- _TESTO RIPORTATO_
- - -
Il giudice federale Fernando M. Olguin ha posto la parola fine alla controversia legale che vedeva protagonista Spencer Elden, il bambino immortalato sulla leggendaria copertina di "Nevermind" dei Nirvana. Elden, che all'epoca dello scatto aveva quattro mesi e i cui genitori incassarono 200 dollari per la sessione fotografica, aveva intentato causa sostenendo che l'immagine costituisse materiale pedopornografico.
La fotografia in questione ritrae il piccolo Elden nudo mentre nuota verso una banconota da un dollaro appesa a un amo da pesca. Una metafora visiva potente che ha accompagnato uno degli album più influenti degli anni Novanta.
La battaglia legale, iniziata circa quattro anni fa, vedeva come convenuti Dave Grohl e Krist Novoselic, membri superstiti dei Nirvana, oltre agli eredi di Kurt Cobain e altri soggetti coinvolti nella produzione dell'album.
Il percorso processuale si è rivelato tortuoso: la causa era già stata respinta in due occasioni. Nel 2022, però, il giudice aveva decretato l'improcedibilità per decorso dei termini di prescrizione: dieci anni dal raggiungimento della maggiore età. Una corte d'appello aveva però ribaltato questa decisione nel 2023, permettendo alla causa di proseguire.
- - -
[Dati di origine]
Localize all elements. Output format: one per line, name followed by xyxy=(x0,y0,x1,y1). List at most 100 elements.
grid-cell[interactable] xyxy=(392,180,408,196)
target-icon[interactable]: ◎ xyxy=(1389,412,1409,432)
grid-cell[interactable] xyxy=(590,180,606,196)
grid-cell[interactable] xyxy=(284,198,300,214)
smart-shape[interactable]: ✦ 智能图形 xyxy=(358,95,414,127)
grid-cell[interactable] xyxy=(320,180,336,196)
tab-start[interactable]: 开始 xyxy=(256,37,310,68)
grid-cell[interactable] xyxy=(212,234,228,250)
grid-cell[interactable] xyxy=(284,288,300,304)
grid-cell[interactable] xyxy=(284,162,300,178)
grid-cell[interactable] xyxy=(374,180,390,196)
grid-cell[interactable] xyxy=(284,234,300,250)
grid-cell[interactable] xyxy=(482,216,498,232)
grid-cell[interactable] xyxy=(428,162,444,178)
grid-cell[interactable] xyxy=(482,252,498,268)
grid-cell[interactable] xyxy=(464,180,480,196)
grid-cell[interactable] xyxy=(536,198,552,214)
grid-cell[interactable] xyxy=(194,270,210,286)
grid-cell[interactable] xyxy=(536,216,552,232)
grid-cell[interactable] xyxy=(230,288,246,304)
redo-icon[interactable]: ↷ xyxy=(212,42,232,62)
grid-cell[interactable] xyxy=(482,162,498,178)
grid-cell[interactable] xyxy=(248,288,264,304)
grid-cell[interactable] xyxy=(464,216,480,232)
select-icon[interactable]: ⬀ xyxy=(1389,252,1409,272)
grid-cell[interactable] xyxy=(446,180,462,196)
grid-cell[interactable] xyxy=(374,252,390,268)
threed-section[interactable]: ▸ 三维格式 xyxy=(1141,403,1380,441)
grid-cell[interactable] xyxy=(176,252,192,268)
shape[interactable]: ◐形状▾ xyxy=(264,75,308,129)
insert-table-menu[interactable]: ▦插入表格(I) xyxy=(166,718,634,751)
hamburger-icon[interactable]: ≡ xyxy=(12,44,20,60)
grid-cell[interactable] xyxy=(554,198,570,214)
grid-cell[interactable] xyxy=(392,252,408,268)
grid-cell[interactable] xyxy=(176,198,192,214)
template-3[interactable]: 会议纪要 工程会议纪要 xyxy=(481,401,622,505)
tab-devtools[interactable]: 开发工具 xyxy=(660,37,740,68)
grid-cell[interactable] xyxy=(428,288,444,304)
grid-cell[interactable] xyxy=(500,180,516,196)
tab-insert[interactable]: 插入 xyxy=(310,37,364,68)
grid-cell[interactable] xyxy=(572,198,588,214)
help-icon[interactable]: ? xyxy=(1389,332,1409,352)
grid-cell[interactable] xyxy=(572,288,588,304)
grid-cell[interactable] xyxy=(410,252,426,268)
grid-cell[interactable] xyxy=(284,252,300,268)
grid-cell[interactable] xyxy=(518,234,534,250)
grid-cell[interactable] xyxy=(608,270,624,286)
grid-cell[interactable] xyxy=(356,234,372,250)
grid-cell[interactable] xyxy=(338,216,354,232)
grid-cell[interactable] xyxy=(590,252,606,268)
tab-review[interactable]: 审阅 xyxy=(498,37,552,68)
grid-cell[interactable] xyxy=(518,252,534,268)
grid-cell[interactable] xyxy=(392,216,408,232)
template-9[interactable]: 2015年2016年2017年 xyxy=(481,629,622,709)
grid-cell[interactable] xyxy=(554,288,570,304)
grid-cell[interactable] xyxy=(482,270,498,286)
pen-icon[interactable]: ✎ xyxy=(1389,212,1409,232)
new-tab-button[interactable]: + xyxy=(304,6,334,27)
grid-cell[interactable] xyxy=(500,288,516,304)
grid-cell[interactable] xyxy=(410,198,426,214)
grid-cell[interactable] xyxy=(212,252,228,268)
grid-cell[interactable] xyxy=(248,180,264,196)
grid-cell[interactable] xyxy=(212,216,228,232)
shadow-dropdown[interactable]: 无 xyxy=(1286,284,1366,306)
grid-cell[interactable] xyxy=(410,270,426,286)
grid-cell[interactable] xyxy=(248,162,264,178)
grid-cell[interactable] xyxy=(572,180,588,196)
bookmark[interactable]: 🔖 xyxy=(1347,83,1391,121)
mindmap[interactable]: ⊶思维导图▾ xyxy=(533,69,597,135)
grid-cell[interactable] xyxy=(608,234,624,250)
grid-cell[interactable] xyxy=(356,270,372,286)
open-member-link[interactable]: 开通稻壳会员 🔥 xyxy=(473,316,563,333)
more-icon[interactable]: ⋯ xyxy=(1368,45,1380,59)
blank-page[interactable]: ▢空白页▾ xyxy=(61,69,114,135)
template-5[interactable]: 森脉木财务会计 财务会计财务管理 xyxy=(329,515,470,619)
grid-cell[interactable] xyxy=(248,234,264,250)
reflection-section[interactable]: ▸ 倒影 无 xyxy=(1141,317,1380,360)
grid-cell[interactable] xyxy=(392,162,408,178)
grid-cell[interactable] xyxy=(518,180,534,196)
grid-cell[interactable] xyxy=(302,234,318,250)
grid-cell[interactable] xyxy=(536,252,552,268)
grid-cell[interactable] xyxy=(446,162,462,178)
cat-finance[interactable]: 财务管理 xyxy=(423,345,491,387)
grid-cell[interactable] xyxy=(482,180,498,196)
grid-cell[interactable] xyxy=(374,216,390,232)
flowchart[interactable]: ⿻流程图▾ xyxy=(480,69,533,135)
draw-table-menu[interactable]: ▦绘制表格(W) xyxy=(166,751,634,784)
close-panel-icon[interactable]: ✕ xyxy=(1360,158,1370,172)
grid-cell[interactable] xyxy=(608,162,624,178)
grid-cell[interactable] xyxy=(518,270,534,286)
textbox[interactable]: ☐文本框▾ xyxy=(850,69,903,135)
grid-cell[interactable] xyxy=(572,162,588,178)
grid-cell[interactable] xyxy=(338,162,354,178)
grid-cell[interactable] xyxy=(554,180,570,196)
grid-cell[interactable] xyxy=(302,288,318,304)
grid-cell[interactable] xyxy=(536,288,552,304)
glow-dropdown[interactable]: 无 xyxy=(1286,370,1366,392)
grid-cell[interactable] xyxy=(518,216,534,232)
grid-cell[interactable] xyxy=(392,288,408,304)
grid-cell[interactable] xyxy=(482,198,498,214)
- - -
- _CONSEGNE_
a) Quali persone sono citate per nome nel testo sulla causa per la copertina di "Nevermind"? Elencale tutte.
b) Prosegui il testo sulla causa per la copertina di "Nevermind" partendo dopo la sua ultima frase.

- _RISPOSTE ALLE CONSEGNE_
a)
Fernando M. Olguin
Spencer Elden
Dave Grohl
Krist Novoselic
Kurt Cobain

b)
Nella sua decisione finale, il giudice Olguin ha scritto senza mezzi termini: "Né la posa, né il punto focale, né l'ambientazione, né il contesto generale suggeriscono che la copertina dell'album mostri comportamenti sessualmente espliciti".
Il magistrato ha proseguito tracciando un paragone significativo: "Questa immagine, molto simile a una foto di famiglia di un bambino nudo che fa il bagno, è chiaramente insufficiente a supportare l'accertamento di pornografia infantile. La nudità deve essere associata ad altre circostanze che rendono la rappresentazione visiva lasciva o sessualmente provocante".